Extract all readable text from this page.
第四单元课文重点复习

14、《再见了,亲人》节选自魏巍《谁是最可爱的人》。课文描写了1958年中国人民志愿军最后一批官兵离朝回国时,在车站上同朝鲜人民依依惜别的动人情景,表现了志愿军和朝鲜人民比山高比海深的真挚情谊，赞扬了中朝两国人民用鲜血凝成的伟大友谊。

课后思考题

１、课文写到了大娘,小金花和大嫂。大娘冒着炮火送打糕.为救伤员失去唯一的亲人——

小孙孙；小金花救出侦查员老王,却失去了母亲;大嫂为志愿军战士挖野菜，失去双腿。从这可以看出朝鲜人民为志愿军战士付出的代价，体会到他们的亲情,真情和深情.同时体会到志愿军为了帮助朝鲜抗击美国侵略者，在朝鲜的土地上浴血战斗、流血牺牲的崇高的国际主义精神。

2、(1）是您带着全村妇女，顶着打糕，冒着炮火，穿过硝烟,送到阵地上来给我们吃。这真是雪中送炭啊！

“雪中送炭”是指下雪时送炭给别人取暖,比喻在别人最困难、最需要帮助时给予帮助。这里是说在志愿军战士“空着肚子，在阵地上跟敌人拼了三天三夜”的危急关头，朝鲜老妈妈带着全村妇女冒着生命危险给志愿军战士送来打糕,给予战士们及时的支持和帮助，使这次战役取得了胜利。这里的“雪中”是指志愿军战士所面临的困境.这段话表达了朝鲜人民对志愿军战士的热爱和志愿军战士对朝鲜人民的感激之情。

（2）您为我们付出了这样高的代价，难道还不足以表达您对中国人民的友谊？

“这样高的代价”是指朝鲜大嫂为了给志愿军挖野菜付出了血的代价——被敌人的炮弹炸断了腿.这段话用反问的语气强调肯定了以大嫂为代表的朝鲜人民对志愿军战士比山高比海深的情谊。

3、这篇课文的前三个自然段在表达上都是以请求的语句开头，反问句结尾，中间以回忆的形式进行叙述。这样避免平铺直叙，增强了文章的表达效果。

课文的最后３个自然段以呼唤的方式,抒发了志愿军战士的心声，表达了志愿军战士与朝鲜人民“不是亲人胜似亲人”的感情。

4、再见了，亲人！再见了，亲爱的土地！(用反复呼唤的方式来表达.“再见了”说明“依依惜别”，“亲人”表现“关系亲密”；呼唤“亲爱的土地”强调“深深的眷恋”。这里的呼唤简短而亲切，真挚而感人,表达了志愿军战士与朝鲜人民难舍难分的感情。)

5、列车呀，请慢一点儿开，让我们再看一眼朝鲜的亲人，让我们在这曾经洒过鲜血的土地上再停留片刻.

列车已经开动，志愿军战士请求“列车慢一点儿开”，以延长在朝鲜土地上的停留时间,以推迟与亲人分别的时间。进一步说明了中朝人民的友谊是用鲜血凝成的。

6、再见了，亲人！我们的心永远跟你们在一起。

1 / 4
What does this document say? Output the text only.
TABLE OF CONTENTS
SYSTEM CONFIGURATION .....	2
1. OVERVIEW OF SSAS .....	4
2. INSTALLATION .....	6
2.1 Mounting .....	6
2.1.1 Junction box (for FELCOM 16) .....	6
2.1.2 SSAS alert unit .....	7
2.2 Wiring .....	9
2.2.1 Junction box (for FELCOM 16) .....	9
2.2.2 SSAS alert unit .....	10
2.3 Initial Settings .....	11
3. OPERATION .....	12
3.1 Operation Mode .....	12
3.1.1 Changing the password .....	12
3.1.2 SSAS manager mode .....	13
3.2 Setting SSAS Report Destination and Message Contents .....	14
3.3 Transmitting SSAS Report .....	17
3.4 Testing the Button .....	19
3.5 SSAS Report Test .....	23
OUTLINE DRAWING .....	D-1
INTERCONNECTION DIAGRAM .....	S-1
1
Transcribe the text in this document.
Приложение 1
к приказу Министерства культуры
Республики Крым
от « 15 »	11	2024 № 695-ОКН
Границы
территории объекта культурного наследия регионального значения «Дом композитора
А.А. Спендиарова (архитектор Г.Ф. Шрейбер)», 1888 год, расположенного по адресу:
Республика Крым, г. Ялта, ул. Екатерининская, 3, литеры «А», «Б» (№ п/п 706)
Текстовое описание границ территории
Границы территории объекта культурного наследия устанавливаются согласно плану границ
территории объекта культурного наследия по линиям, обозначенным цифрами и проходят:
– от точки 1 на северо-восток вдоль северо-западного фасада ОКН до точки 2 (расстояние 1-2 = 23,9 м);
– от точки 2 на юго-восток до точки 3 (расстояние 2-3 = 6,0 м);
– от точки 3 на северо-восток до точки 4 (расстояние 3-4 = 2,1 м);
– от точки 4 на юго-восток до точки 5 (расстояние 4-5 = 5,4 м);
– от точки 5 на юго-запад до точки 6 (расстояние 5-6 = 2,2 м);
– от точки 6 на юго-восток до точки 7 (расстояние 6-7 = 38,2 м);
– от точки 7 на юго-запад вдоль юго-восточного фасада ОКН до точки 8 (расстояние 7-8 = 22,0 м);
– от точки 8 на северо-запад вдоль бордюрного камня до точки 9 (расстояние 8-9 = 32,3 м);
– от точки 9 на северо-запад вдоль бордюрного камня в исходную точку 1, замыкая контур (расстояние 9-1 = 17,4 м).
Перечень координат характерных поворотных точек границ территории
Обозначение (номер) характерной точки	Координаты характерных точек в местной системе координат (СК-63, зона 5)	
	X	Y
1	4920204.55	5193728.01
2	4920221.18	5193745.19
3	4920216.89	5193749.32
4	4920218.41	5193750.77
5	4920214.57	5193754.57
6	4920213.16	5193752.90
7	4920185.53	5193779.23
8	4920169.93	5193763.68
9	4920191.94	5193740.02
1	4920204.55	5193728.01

***

*Work to do*:
Copy out all of the records above with nothing altered.

*Correct result*:
Extract all readable text from this page.
第四单元课文重点复习

14、《再见了,亲人》节选自魏巍《谁是最可爱的人》。课文描写了1958年中国人民志愿军最后一批官兵离朝回国时,在车站上同朝鲜人民依依惜别的动人情景,表现了志愿军和朝鲜人民比山高比海深的真挚情谊，赞扬了中朝两国人民用鲜血凝成的伟大友谊。

课后思考题

１、课文写到了大娘,小金花和大嫂。大娘冒着炮火送打糕.为救伤员失去唯一的亲人——

小孙孙；小金花救出侦查员老王,却失去了母亲;大嫂为志愿军战士挖野菜，失去双腿。从这可以看出朝鲜人民为志愿军战士付出的代价，体会到他们的亲情,真情和深情.同时体会到志愿军为了帮助朝鲜抗击美国侵略者，在朝鲜的土地上浴血战斗、流血牺牲的崇高的国际主义精神。

2、(1）是您带着全村妇女，顶着打糕，冒着炮火，穿过硝烟,送到阵地上来给我们吃。这真是雪中送炭啊！

“雪中送炭”是指下雪时送炭给别人取暖,比喻在别人最困难、最需要帮助时给予帮助。这里是说在志愿军战士“空着肚子，在阵地上跟敌人拼了三天三夜”的危急关头，朝鲜老妈妈带着全村妇女冒着生命危险给志愿军战士送来打糕,给予战士们及时的支持和帮助，使这次战役取得了胜利。这里的“雪中”是指志愿军战士所面临的困境.这段话表达了朝鲜人民对志愿军战士的热爱和志愿军战士对朝鲜人民的感激之情。

（2）您为我们付出了这样高的代价，难道还不足以表达您对中国人民的友谊？

“这样高的代价”是指朝鲜大嫂为了给志愿军挖野菜付出了血的代价——被敌人的炮弹炸断了腿.这段话用反问的语气强调肯定了以大嫂为代表的朝鲜人民对志愿军战士比山高比海深的情谊。

3、这篇课文的前三个自然段在表达上都是以请求的语句开头，反问句结尾，中间以回忆的形式进行叙述。这样避免平铺直叙，增强了文章的表达效果。

课文的最后３个自然段以呼唤的方式,抒发了志愿军战士的心声，表达了志愿军战士与朝鲜人民“不是亲人胜似亲人”的感情。

4、再见了，亲人！再见了，亲爱的土地！(用反复呼唤的方式来表达.“再见了”说明“依依惜别”，“亲人”表现“关系亲密”；呼唤“亲爱的土地”强调“深深的眷恋”。这里的呼唤简短而亲切，真挚而感人,表达了志愿军战士与朝鲜人民难舍难分的感情。)

5、列车呀，请慢一点儿开，让我们再看一眼朝鲜的亲人，让我们在这曾经洒过鲜血的土地上再停留片刻.

列车已经开动，志愿军战士请求“列车慢一点儿开”，以延长在朝鲜土地上的停留时间,以推迟与亲人分别的时间。进一步说明了中朝人民的友谊是用鲜血凝成的。

6、再见了，亲人！我们的心永远跟你们在一起。

1 / 4
What does this document say? Output the text only.
TABLE OF CONTENTS
SYSTEM CONFIGURATION .....	2
1. OVERVIEW OF SSAS .....	4
2. INSTALLATION .....	6
2.1 Mounting .....	6
2.1.1 Junction box (for FELCOM 16) .....	6
2.1.2 SSAS alert unit .....	7
2.2 Wiring .....	9
2.2.1 Junction box (for FELCOM 16) .....	9
2.2.2 SSAS alert unit .....	10
2.3 Initial Settings .....	11
3. OPERATION .....	12
3.1 Operation Mode .....	12
3.1.1 Changing the password .....	12
3.1.2 SSAS manager mode .....	13
3.2 Setting SSAS Report Destination and Message Contents .....	14
3.3 Transmitting SSAS Report .....	17
3.4 Testing the Button .....	19
3.5 SSAS Report Test .....	23
OUTLINE DRAWING .....	D-1
INTERCONNECTION DIAGRAM .....	S-1
1
Transcribe the text in this document.
Приложение 1
к приказу Министерства культуры
Республики Крым
от « 15 »	11	2024 № 695-ОКН
Границы
территории объекта культурного наследия регионального значения «Дом композитора
А.А. Спендиарова (архитектор Г.Ф. Шрейбер)», 1888 год, расположенного по адресу:
Республика Крым, г. Ялта, ул. Екатерининская, 3, литеры «А», «Б» (№ п/п 706)
Текстовое описание границ территории
Границы территории объекта культурного наследия устанавливаются согласно плану границ
территории объекта культурного наследия по линиям, обозначенным цифрами и проходят:
– от точки 1 на северо-восток вдоль северо-западного фасада ОКН до точки 2 (расстояние 1-2 = 23,9 м);
– от точки 2 на юго-восток до точки 3 (расстояние 2-3 = 6,0 м);
– от точки 3 на северо-восток до точки 4 (расстояние 3-4 = 2,1 м);
– от точки 4 на юго-восток до точки 5 (расстояние 4-5 = 5,4 м);
– от точки 5 на юго-запад до точки 6 (расстояние 5-6 = 2,2 м);
– от точки 6 на юго-восток до точки 7 (расстояние 6-7 = 38,2 м);
– от точки 7 на юго-запад вдоль юго-восточного фасада ОКН до точки 8 (расстояние 7-8 = 22,0 м);
– от точки 8 на северо-запад вдоль бордюрного камня до точки 9 (расстояние 8-9 = 32,3 м);
– от точки 9 на северо-запад вдоль бордюрного камня в исходную точку 1, замыкая контур (расстояние 9-1 = 17,4 м).
Перечень координат характерных поворотных точек границ территории
Обозначение (номер) характерной точки	Координаты характерных точек в местной системе координат (СК-63, зона 5)	
	X	Y
1	4920204.55	5193728.01
2	4920221.18	5193745.19
3	4920216.89	5193749.32
4	4920218.41	5193750.77
5	4920214.57	5193754.57
6	4920213.16	5193752.90
7	4920185.53	5193779.23
8	4920169.93	5193763.68
9	4920191.94	5193740.02
1	4920204.55	5193728.01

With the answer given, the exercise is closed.